Stated exercise
Copy each entry as it stands, leaving nothing out.
-- START OF Extracted data --
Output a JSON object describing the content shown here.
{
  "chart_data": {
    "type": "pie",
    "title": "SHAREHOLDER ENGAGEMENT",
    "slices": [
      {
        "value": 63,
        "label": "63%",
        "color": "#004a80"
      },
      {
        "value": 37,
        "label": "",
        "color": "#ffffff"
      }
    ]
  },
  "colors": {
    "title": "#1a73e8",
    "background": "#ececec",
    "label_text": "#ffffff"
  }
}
-- END OF Extracted data --
Solution to this problem
Output a JSON object describing the content shown here.
{
  "chart_data": {
    "type": "pie",
    "title": "SHAREHOLDER ENGAGEMENT",
    "slices": [
      {
        "value": 63,
        "label": "63%",
        "color": "#004a80"
      },
      {
        "value": 37,
        "label": "",
        "color": "#ffffff"
      }
    ]
  },
  "colors": {
    "title": "#1a73e8",
    "background": "#ececec",
    "label_text": "#ffffff"
  }
}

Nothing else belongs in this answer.